» EXERCISE DESCRIPTION:
Pull out every line below containing the word "JSON".

» TASK DATA:
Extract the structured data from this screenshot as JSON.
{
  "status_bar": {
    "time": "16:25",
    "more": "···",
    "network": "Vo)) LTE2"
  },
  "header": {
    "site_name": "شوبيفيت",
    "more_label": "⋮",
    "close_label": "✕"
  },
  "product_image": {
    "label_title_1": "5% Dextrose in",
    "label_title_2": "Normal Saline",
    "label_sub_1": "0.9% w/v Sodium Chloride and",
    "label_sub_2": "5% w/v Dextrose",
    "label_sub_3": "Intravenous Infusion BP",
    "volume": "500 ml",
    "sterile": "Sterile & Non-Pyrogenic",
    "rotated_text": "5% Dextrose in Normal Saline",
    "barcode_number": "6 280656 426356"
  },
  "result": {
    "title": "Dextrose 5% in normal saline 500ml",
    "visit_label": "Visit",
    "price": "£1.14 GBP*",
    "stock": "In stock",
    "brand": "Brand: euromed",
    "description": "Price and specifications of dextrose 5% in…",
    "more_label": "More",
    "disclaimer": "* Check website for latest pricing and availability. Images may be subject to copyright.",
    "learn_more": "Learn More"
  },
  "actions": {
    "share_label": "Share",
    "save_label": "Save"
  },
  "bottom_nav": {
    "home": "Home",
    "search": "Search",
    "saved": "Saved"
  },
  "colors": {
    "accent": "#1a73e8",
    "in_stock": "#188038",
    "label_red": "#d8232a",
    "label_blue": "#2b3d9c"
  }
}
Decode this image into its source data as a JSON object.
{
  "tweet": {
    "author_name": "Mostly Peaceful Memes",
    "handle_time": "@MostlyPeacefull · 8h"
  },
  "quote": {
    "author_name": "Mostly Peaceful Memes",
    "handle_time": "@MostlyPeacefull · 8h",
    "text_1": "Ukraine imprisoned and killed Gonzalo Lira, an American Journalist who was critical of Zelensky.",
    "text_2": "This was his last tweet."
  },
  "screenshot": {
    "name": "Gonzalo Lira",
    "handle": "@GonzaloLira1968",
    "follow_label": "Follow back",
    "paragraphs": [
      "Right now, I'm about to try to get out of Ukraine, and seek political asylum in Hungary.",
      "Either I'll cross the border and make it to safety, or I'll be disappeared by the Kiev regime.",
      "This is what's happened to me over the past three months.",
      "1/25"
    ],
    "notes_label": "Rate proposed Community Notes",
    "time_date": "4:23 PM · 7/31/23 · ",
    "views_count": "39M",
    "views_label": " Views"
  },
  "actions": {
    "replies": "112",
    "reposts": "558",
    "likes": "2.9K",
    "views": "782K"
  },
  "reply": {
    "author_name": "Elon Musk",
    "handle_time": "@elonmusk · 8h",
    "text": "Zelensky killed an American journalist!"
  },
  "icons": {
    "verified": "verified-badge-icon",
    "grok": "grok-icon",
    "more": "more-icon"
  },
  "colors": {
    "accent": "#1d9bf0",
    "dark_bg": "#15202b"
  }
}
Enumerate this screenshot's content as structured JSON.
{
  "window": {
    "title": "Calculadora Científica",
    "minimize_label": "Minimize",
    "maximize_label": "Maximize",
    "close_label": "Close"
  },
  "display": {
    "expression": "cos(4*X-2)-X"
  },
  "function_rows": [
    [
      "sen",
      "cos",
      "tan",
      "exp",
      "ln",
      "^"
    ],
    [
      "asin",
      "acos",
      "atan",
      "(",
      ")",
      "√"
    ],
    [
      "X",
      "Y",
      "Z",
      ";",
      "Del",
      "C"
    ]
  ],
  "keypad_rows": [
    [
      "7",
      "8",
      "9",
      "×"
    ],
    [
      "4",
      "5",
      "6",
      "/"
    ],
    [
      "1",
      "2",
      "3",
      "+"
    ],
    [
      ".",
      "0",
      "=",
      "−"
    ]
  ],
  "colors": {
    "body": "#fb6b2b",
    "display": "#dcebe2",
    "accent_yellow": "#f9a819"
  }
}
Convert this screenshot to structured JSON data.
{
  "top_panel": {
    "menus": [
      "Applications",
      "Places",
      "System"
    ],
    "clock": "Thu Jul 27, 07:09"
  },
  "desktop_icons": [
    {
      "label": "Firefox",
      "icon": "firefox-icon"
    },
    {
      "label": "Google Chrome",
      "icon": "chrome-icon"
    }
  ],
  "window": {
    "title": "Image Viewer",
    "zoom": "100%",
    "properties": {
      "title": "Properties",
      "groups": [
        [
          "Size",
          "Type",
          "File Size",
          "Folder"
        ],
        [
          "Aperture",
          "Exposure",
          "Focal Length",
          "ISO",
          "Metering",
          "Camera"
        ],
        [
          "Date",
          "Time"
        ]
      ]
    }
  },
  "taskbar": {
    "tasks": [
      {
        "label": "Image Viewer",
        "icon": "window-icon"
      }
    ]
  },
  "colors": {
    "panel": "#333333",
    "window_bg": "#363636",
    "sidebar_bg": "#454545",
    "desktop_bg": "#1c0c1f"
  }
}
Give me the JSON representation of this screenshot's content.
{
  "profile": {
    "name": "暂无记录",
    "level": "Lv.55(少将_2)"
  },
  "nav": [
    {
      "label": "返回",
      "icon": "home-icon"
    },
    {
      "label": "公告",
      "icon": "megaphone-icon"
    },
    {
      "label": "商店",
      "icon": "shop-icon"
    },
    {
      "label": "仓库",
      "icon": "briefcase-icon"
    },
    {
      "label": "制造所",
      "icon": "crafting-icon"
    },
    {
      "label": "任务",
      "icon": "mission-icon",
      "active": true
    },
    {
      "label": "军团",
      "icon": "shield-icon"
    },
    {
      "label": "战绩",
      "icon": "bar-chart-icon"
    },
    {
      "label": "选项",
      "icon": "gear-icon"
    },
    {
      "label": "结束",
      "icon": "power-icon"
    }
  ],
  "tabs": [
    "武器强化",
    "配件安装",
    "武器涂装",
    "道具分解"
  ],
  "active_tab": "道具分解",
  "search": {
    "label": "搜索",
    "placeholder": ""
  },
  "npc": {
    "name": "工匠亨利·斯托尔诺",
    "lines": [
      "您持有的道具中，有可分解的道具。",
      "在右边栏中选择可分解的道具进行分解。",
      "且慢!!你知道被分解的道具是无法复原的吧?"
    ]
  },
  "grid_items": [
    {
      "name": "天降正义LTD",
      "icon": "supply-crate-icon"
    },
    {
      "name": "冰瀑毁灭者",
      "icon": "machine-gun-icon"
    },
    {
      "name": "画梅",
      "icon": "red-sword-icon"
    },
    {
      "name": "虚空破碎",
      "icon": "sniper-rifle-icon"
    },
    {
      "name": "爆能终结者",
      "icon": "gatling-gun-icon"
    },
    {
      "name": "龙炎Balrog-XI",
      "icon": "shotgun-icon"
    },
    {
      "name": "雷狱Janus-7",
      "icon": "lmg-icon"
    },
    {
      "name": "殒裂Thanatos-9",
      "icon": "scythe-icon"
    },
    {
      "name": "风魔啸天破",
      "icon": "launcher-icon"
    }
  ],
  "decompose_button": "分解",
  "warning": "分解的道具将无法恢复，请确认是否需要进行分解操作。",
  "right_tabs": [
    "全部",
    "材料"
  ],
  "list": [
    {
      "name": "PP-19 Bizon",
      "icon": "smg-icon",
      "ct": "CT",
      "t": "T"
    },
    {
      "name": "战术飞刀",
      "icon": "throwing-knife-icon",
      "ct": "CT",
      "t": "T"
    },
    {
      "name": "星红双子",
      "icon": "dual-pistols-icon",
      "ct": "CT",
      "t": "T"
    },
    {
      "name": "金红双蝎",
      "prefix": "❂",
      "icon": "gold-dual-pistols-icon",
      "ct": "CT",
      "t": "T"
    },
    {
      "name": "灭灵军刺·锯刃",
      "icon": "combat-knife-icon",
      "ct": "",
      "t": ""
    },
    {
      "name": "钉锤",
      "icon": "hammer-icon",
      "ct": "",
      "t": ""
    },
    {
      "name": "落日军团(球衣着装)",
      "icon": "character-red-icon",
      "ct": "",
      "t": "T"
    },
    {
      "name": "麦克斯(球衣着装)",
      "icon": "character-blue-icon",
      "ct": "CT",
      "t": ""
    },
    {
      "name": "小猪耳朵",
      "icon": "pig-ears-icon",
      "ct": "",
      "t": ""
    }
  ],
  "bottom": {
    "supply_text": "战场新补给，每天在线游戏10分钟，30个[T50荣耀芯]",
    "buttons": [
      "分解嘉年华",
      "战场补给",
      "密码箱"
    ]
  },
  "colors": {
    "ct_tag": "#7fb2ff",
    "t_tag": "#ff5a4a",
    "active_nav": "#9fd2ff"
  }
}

» TASK RESPONSE:
Extract the structured data from this screenshot as JSON.
Decode this image into its source data as a JSON object.
Enumerate this screenshot's content as structured JSON.
Convert this screenshot to structured JSON data.
Give me the JSON representation of this screenshot's content.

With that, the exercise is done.